Tally the lines in the data that follows that include the word "right", and report nothing but the total.

Start of Raw data

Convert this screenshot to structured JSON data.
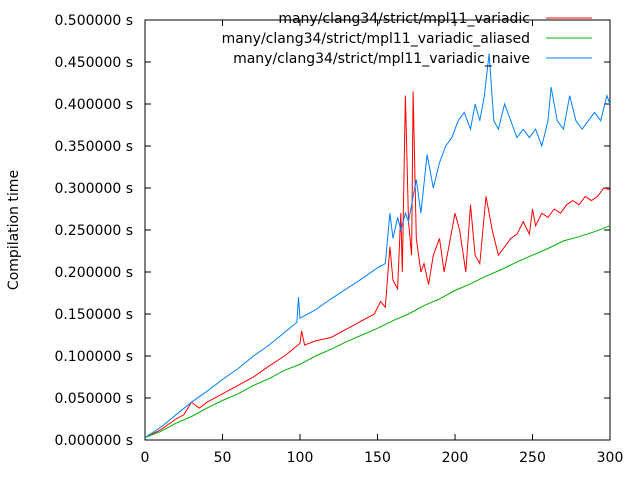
{
  "chart_data": {
    "type": "line",
    "ylabel": "Compilation time",
    "xlabel": "",
    "xlim": [
      0,
      300
    ],
    "ylim": [
      0,
      0.5
    ],
    "grid": false,
    "legend_position": "top-right",
    "x_ticks": [
      "0",
      "50",
      "100",
      "150",
      "200",
      "250",
      "300"
    ],
    "y_ticks": [
      "0.000000 s",
      "0.050000 s",
      "0.100000 s",
      "0.150000 s",
      "0.200000 s",
      "0.250000 s",
      "0.300000 s",
      "0.350000 s",
      "0.400000 s",
      "0.450000 s",
      "0.500000 s"
    ],
    "series": [
      {
        "name": "many/clang34/strict/mpl11_variadic",
        "color": "#ff0000",
        "points": [
          [
            0,
            0.003
          ],
          [
            10,
            0.012
          ],
          [
            20,
            0.025
          ],
          [
            25,
            0.03
          ],
          [
            30,
            0.045
          ],
          [
            35,
            0.038
          ],
          [
            40,
            0.045
          ],
          [
            50,
            0.055
          ],
          [
            60,
            0.065
          ],
          [
            70,
            0.075
          ],
          [
            80,
            0.088
          ],
          [
            90,
            0.1
          ],
          [
            100,
            0.115
          ],
          [
            101,
            0.13
          ],
          [
            103,
            0.113
          ],
          [
            110,
            0.118
          ],
          [
            120,
            0.122
          ],
          [
            130,
            0.132
          ],
          [
            140,
            0.142
          ],
          [
            148,
            0.15
          ],
          [
            152,
            0.165
          ],
          [
            155,
            0.158
          ],
          [
            158,
            0.23
          ],
          [
            160,
            0.19
          ],
          [
            163,
            0.18
          ],
          [
            165,
            0.27
          ],
          [
            166,
            0.2
          ],
          [
            168,
            0.41
          ],
          [
            170,
            0.26
          ],
          [
            172,
            0.22
          ],
          [
            173,
            0.415
          ],
          [
            175,
            0.24
          ],
          [
            178,
            0.2
          ],
          [
            180,
            0.21
          ],
          [
            183,
            0.185
          ],
          [
            186,
            0.22
          ],
          [
            190,
            0.24
          ],
          [
            193,
            0.2
          ],
          [
            196,
            0.23
          ],
          [
            200,
            0.27
          ],
          [
            203,
            0.25
          ],
          [
            207,
            0.2
          ],
          [
            210,
            0.28
          ],
          [
            213,
            0.22
          ],
          [
            216,
            0.21
          ],
          [
            220,
            0.29
          ],
          [
            224,
            0.25
          ],
          [
            228,
            0.22
          ],
          [
            232,
            0.23
          ],
          [
            236,
            0.24
          ],
          [
            240,
            0.245
          ],
          [
            244,
            0.26
          ],
          [
            248,
            0.245
          ],
          [
            250,
            0.275
          ],
          [
            252,
            0.255
          ],
          [
            256,
            0.27
          ],
          [
            260,
            0.265
          ],
          [
            264,
            0.275
          ],
          [
            268,
            0.27
          ],
          [
            272,
            0.28
          ],
          [
            276,
            0.285
          ],
          [
            280,
            0.28
          ],
          [
            284,
            0.29
          ],
          [
            288,
            0.285
          ],
          [
            292,
            0.29
          ],
          [
            296,
            0.3
          ],
          [
            300,
            0.298
          ]
        ]
      },
      {
        "name": "many/clang34/strict/mpl11_variadic_aliased",
        "color": "#00b000",
        "points": [
          [
            0,
            0.003
          ],
          [
            10,
            0.01
          ],
          [
            20,
            0.02
          ],
          [
            30,
            0.028
          ],
          [
            40,
            0.038
          ],
          [
            50,
            0.047
          ],
          [
            60,
            0.055
          ],
          [
            70,
            0.065
          ],
          [
            80,
            0.073
          ],
          [
            90,
            0.083
          ],
          [
            100,
            0.09
          ],
          [
            110,
            0.1
          ],
          [
            120,
            0.108
          ],
          [
            130,
            0.117
          ],
          [
            140,
            0.125
          ],
          [
            150,
            0.133
          ],
          [
            160,
            0.142
          ],
          [
            170,
            0.15
          ],
          [
            180,
            0.16
          ],
          [
            190,
            0.168
          ],
          [
            200,
            0.178
          ],
          [
            210,
            0.186
          ],
          [
            220,
            0.195
          ],
          [
            230,
            0.203
          ],
          [
            240,
            0.212
          ],
          [
            250,
            0.22
          ],
          [
            260,
            0.228
          ],
          [
            270,
            0.237
          ],
          [
            280,
            0.242
          ],
          [
            290,
            0.248
          ],
          [
            300,
            0.255
          ]
        ]
      },
      {
        "name": "many/clang34/strict/mpl11_variadic_naive",
        "color": "#0080ff",
        "points": [
          [
            0,
            0.003
          ],
          [
            10,
            0.015
          ],
          [
            20,
            0.03
          ],
          [
            30,
            0.045
          ],
          [
            40,
            0.058
          ],
          [
            50,
            0.072
          ],
          [
            60,
            0.085
          ],
          [
            70,
            0.1
          ],
          [
            80,
            0.113
          ],
          [
            90,
            0.128
          ],
          [
            98,
            0.14
          ],
          [
            99,
            0.17
          ],
          [
            100,
            0.145
          ],
          [
            110,
            0.155
          ],
          [
            120,
            0.168
          ],
          [
            130,
            0.18
          ],
          [
            140,
            0.192
          ],
          [
            150,
            0.205
          ],
          [
            155,
            0.21
          ],
          [
            158,
            0.27
          ],
          [
            160,
            0.24
          ],
          [
            163,
            0.265
          ],
          [
            165,
            0.25
          ],
          [
            168,
            0.27
          ],
          [
            170,
            0.26
          ],
          [
            173,
            0.29
          ],
          [
            175,
            0.31
          ],
          [
            178,
            0.27
          ],
          [
            182,
            0.34
          ],
          [
            186,
            0.3
          ],
          [
            190,
            0.33
          ],
          [
            194,
            0.35
          ],
          [
            198,
            0.36
          ],
          [
            202,
            0.38
          ],
          [
            206,
            0.39
          ],
          [
            210,
            0.37
          ],
          [
            213,
            0.4
          ],
          [
            216,
            0.38
          ],
          [
            219,
            0.41
          ],
          [
            222,
            0.46
          ],
          [
            225,
            0.38
          ],
          [
            228,
            0.37
          ],
          [
            232,
            0.4
          ],
          [
            236,
            0.38
          ],
          [
            240,
            0.36
          ],
          [
            244,
            0.37
          ],
          [
            248,
            0.36
          ],
          [
            252,
            0.37
          ],
          [
            256,
            0.35
          ],
          [
            260,
            0.38
          ],
          [
            262,
            0.42
          ],
          [
            266,
            0.38
          ],
          [
            270,
            0.37
          ],
          [
            274,
            0.41
          ],
          [
            278,
            0.38
          ],
          [
            282,
            0.37
          ],
          [
            286,
            0.38
          ],
          [
            290,
            0.39
          ],
          [
            294,
            0.38
          ],
          [
            298,
            0.41
          ],
          [
            300,
            0.4
          ]
        ]
      }
    ]
  }
}
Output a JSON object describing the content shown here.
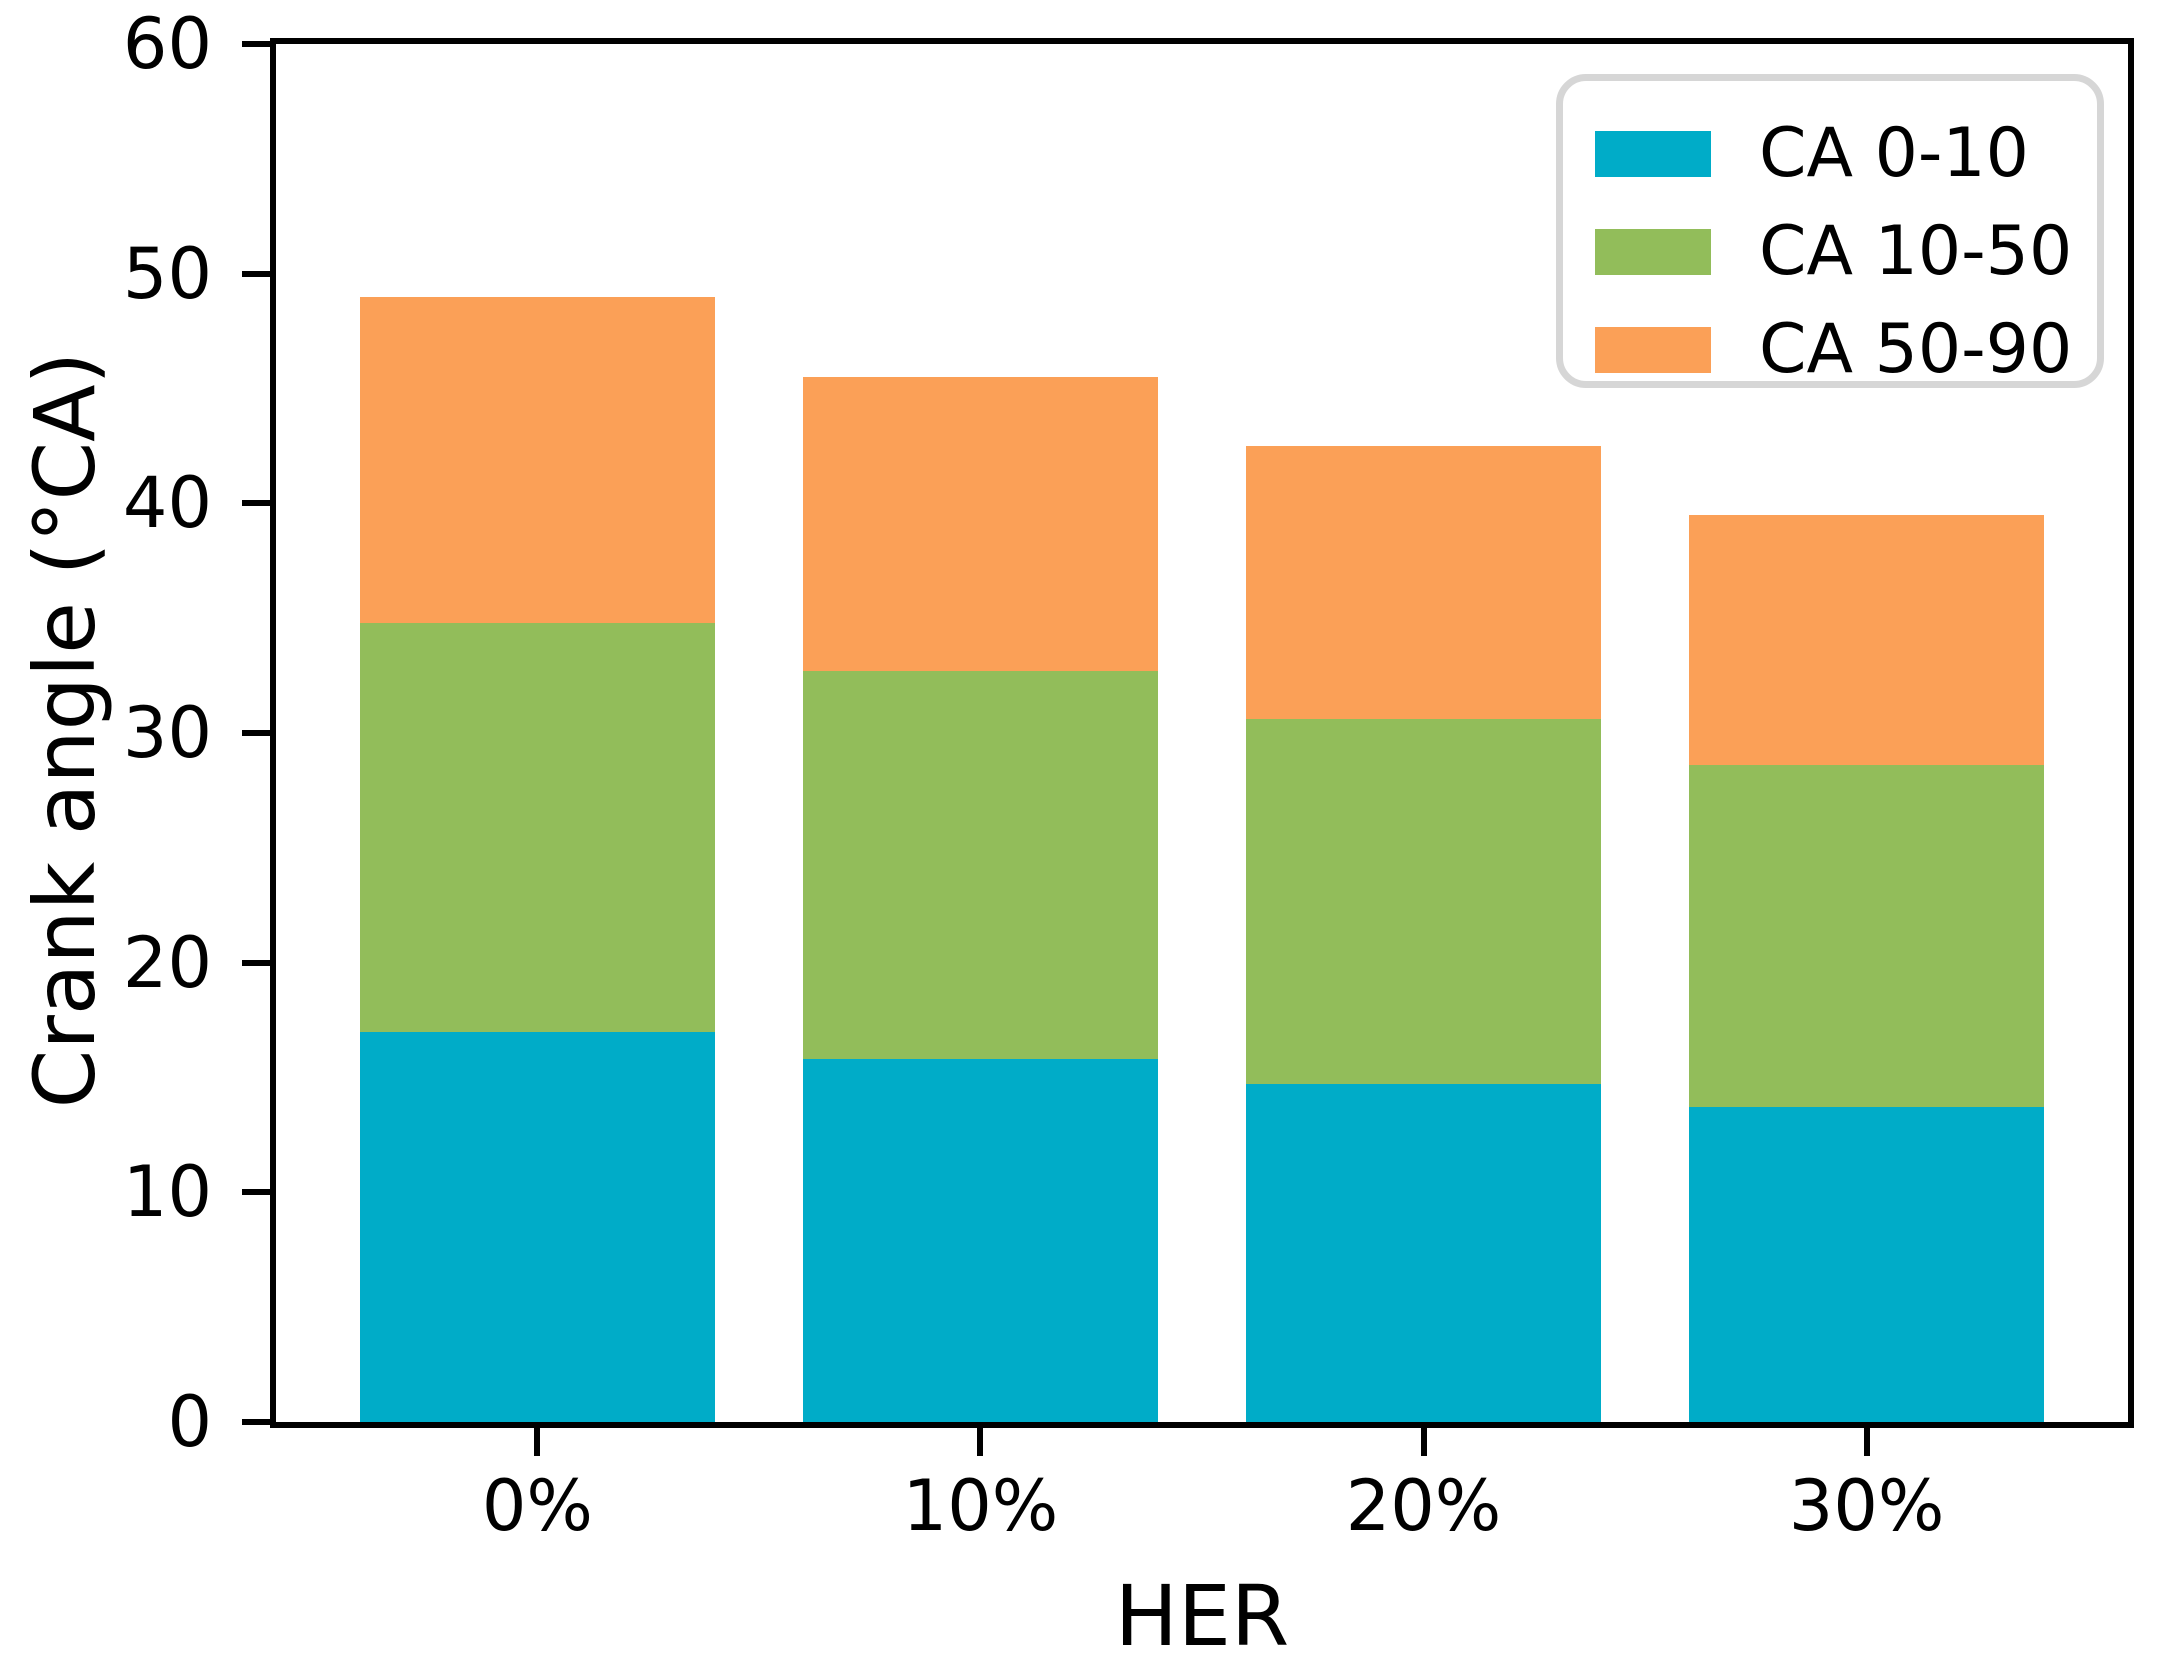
{
  "chart_data": {
    "type": "bar",
    "stacked": true,
    "title": "",
    "xlabel": "HER",
    "ylabel": "Crank angle (°CA)",
    "categories": [
      "0%",
      "10%",
      "20%",
      "30%"
    ],
    "series": [
      {
        "name": "CA 0-10",
        "color": "#00ACC8",
        "values": [
          17.0,
          15.8,
          14.7,
          13.7
        ]
      },
      {
        "name": "CA 10-50",
        "color": "#92BD5A",
        "values": [
          17.8,
          16.9,
          15.9,
          14.9
        ]
      },
      {
        "name": "CA 50-90",
        "color": "#FBA057",
        "values": [
          14.2,
          12.8,
          11.9,
          10.9
        ]
      }
    ],
    "stack_totals": [
      49.0,
      45.5,
      42.5,
      39.5
    ],
    "ylim": [
      0,
      60
    ],
    "yticks": [
      0,
      10,
      20,
      30,
      40,
      50,
      60
    ],
    "grid": false,
    "legend_position": "upper right",
    "colors": {
      "axis": "#000000",
      "legend_border": "#d6d6d6",
      "background": "#ffffff"
    }
  }
}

End of Raw data

▶ _Written solution_: 2